The first test set called test set A, consists of 28,028 utterances filtered with the G.712 characteristic using four different noises, namely subway, babble, car, and exhibition hall. In total, this test set consists of 28 subsets where the noises are added at seven different SNR levels (clean, 20, 15, 10, 5, 0, and −5 dB). Test set A contains the same noises to those used in the multi-condition training set; this leads to a high match between training and test data. The second test set called test set B, which is created by the same way as test set A (i.e. same clean utterances filtered with the G.712) but by using four different noises, restaurant, street, airport, and train station. The third test set called test set C contains 14,014 utterances distributed into 14 subsets, where two different types of noises are considered, subway and street. In test set C, speech and noises are first filtered with the MIRS (i.e. in order to simulate the frequency characteristics received from the terminal device), and then these noises are added at different SNR levels (clean, 20, 15, 10, 5, 0, and −5 dB). Furthermore, a full description of AURORA-2 database is given in Hirsch & Pearce (2000).

The HTK toolkit is principally designed for building HMM-based speech processing tools, in particular recognizers. It consists of a set of library modules and tools in C source code available from http://htk.eng.cam.ac.uk/. The tools provide sophisticated facilities for speech analysis, HMM training, testing, and results analysis. There are two major processing stages involved. Firstly, the HTK training tools are used to estimate the parameters of a set of HMMs using training utterances and their associated transcriptions. Secondly, unknown utterances are transcribed using the HTK engine.

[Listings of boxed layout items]
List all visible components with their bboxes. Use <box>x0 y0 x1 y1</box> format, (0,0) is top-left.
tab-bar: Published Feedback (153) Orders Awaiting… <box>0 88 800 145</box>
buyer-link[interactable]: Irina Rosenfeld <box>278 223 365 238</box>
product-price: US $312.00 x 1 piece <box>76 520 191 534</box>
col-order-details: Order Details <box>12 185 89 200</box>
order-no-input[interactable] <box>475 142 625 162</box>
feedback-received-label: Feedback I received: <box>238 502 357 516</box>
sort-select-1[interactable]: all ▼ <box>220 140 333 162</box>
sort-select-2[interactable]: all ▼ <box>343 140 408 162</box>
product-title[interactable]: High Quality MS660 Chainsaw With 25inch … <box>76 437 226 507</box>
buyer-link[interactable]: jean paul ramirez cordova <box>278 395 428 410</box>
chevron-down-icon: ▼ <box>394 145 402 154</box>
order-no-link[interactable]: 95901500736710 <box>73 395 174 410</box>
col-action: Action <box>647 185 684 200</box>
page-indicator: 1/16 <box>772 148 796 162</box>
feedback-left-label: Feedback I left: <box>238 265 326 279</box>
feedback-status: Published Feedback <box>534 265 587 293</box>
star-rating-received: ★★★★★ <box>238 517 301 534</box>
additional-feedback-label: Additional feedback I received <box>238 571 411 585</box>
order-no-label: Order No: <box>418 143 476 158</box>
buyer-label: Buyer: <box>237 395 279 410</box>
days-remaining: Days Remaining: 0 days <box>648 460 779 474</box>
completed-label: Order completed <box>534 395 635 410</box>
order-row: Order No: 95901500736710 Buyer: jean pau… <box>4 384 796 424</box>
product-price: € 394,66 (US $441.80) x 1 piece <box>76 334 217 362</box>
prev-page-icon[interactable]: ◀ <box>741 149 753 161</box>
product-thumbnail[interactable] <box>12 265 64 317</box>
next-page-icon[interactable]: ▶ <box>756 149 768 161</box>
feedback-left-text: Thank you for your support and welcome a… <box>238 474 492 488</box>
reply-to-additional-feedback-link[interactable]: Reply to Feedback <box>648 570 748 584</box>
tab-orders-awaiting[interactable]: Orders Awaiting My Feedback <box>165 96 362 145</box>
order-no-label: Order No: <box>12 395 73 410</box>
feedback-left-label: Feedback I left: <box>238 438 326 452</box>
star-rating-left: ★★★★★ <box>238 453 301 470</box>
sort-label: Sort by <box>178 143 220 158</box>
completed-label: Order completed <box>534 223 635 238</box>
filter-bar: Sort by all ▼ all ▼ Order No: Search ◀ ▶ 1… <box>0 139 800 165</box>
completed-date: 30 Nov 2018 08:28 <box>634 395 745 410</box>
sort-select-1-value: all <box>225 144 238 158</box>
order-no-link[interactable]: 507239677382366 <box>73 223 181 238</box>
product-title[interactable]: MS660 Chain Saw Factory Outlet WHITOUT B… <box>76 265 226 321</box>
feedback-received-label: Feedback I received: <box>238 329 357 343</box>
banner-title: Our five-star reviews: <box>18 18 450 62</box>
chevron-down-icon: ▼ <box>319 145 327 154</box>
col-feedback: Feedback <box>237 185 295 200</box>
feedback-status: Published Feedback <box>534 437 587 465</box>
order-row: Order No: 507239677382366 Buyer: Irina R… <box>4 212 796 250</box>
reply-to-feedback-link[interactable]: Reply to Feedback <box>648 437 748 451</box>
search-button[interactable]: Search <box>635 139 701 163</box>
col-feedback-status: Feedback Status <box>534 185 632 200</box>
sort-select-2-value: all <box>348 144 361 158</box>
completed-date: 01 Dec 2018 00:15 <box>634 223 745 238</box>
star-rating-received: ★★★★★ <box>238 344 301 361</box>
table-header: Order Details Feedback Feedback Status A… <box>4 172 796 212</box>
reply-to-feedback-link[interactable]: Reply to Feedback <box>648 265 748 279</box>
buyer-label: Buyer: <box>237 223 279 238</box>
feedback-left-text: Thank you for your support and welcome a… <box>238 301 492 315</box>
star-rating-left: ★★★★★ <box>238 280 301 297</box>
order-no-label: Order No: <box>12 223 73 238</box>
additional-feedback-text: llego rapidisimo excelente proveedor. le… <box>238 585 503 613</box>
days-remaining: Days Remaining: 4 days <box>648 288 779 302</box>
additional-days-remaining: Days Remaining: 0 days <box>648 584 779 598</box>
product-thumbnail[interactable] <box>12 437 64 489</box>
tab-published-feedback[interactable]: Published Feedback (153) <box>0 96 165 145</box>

▶ Actions to take
1. In the passage on the AURORA-2 test sets, how many utterances make up test set C?
2. Render the records, from their first line through the line containing "buyer-link[interactable]: jean paul", as a numbered list with blank lines left out, and include nothing else from the records.

▶ Complete answers
1. 14,014 utterances

2.
1. List all visible components with their bboxes. Use <box>x0 y0 x1 y1</box> format, (0,0) is top-left.
2. tab-bar: Published Feedback (153) Orders Awaiting… <box>0 88 800 145</box>
3. buyer-link[interactable]: Irina Rosenfeld <box>278 223 365 238</box>
4. product-price: US $312.00 x 1 piece <box>76 520 191 534</box>
5. col-order-details: Order Details <box>12 185 89 200</box>
6. order-no-input[interactable] <box>475 142 625 162</box>
7. feedback-received-label: Feedback I received: <box>238 502 357 516</box>
8. sort-select-1[interactable]: all ▼ <box>220 140 333 162</box>
9. sort-select-2[interactable]: all ▼ <box>343 140 408 162</box>
10. product-title[interactable]: High Quality MS660 Chainsaw With 25inch … <box>76 437 226 507</box>
11. buyer-link[interactable]: jean paul ramirez cordova <box>278 395 428 410</box>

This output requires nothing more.